>> Begin
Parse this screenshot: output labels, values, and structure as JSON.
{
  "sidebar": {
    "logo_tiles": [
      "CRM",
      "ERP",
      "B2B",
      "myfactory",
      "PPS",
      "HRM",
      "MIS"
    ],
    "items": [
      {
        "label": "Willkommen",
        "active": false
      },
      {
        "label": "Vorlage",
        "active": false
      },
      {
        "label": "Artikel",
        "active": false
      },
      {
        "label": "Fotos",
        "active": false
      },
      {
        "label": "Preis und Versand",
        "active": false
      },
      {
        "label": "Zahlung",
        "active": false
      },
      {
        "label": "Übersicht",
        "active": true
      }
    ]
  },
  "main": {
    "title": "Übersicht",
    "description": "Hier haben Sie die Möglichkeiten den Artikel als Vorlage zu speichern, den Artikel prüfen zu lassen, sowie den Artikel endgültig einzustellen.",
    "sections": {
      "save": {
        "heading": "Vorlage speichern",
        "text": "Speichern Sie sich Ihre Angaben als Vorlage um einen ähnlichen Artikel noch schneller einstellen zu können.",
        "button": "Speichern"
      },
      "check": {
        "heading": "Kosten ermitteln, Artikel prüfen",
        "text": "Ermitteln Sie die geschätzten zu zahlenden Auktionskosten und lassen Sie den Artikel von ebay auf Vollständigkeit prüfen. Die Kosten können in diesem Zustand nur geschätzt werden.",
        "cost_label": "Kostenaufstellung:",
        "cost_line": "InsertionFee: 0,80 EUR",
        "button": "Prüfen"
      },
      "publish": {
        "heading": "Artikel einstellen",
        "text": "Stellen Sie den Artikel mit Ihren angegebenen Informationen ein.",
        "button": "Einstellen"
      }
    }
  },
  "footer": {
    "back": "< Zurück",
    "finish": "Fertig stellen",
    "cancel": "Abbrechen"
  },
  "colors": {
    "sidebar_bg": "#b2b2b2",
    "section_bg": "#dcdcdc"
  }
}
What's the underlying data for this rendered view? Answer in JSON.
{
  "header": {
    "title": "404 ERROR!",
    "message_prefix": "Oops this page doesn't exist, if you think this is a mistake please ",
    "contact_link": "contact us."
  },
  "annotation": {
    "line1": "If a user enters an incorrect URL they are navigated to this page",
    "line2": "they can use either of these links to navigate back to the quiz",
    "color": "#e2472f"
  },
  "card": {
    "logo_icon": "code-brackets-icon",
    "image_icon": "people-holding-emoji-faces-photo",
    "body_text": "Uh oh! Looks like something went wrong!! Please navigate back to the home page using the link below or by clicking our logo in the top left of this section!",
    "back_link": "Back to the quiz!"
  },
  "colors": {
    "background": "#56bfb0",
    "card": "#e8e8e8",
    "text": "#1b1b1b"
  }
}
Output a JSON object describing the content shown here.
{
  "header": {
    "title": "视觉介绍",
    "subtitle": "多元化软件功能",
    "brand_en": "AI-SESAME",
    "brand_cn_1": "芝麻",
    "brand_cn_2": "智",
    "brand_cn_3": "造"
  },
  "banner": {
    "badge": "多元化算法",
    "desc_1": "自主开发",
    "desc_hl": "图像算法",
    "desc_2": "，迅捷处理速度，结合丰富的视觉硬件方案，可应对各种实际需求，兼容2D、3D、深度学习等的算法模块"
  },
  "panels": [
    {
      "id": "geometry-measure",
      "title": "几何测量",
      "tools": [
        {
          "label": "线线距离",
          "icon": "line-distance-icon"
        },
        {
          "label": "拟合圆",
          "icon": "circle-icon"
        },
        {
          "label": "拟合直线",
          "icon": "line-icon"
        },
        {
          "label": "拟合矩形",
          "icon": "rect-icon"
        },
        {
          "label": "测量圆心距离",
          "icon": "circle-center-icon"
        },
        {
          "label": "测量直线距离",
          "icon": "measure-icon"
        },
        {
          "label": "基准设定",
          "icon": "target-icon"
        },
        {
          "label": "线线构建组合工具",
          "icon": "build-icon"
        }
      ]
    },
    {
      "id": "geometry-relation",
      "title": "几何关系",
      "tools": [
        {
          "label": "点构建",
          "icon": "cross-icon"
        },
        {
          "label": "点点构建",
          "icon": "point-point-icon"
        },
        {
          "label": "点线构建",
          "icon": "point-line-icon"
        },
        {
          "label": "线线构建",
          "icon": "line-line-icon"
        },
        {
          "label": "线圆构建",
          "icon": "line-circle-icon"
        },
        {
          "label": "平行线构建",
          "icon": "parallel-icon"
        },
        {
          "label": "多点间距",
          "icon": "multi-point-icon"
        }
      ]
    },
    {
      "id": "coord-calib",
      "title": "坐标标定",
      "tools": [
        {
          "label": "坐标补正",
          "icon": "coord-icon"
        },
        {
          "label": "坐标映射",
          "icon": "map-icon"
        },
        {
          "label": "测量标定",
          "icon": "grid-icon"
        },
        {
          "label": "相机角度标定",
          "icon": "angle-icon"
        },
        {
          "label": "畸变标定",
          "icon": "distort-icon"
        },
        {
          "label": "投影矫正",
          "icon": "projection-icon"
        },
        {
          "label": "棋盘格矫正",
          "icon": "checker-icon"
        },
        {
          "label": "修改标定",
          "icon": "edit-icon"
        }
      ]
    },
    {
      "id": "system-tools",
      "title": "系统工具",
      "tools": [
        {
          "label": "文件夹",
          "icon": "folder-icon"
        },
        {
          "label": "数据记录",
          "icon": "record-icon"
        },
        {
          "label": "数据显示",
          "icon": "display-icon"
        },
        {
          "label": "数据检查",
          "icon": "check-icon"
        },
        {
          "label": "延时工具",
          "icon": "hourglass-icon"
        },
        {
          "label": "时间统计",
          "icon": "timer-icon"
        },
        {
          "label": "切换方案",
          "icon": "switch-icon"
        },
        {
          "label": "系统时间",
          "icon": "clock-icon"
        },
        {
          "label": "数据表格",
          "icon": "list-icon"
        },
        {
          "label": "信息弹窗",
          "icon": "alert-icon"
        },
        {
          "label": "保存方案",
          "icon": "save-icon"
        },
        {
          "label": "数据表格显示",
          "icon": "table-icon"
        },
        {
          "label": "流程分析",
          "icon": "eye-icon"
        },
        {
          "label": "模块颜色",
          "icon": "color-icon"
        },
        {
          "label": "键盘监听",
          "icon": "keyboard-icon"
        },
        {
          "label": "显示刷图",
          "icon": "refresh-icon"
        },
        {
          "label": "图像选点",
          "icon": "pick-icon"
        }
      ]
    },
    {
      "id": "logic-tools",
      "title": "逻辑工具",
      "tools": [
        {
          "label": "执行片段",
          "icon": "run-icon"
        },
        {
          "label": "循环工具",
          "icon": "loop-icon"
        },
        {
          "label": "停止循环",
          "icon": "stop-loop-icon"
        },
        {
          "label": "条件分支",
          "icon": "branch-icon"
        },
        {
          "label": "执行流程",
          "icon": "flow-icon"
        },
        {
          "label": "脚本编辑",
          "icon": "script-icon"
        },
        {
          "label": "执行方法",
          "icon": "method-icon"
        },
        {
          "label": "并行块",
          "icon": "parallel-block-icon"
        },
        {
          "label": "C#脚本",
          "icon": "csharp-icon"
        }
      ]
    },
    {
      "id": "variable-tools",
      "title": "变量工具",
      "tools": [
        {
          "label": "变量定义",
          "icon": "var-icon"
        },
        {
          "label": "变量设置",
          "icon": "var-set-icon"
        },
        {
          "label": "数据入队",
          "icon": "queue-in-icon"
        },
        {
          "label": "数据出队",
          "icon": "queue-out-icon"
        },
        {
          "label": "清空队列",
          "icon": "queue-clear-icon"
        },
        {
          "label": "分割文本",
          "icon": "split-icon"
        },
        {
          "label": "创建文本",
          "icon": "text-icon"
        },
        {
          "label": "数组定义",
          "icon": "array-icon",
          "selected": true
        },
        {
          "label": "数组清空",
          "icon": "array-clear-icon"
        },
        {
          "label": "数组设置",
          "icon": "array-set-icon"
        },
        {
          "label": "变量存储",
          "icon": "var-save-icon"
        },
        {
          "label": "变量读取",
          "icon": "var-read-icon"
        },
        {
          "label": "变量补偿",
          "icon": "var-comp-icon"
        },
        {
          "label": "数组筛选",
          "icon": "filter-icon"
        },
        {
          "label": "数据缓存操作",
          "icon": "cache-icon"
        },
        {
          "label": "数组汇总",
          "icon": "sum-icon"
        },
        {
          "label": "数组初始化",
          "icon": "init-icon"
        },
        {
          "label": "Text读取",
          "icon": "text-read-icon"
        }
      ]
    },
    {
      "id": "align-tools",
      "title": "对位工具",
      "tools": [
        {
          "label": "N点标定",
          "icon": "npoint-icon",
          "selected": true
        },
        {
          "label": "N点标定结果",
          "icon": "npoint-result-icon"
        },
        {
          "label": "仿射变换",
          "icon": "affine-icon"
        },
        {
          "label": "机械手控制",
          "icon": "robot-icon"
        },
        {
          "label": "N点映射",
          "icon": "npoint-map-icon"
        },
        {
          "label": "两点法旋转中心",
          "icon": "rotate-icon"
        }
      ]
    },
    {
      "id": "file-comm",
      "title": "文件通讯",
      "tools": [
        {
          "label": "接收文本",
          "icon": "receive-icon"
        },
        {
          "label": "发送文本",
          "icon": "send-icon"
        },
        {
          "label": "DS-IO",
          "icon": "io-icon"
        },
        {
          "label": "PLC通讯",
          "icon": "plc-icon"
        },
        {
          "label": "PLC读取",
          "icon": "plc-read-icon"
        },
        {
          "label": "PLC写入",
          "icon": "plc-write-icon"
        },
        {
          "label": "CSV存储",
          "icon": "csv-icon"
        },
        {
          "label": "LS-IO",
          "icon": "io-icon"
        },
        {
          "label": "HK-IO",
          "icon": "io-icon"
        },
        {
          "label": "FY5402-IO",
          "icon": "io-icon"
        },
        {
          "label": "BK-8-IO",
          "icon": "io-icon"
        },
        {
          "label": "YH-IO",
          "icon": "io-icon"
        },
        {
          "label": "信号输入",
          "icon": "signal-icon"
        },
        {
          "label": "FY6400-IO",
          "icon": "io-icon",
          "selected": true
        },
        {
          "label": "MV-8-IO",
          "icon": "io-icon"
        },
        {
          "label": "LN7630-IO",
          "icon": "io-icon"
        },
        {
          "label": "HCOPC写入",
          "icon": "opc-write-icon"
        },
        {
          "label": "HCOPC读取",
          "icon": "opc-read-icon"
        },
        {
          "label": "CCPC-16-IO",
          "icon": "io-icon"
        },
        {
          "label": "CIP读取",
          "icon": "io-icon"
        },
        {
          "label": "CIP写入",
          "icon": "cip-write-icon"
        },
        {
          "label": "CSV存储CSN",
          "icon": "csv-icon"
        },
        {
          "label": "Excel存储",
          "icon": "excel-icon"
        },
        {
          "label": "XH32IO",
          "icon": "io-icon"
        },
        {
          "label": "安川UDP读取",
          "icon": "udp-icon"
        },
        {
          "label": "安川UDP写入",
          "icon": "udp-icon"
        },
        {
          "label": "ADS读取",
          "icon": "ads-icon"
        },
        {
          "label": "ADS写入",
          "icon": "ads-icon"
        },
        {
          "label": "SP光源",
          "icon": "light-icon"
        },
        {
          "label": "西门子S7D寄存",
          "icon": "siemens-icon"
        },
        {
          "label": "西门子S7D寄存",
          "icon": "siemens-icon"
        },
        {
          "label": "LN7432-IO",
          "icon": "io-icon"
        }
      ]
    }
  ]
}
>> End
# Given exercise
A number is the only answer here: how many lines of the material above contain "Vorlage"?

# Response to this task
4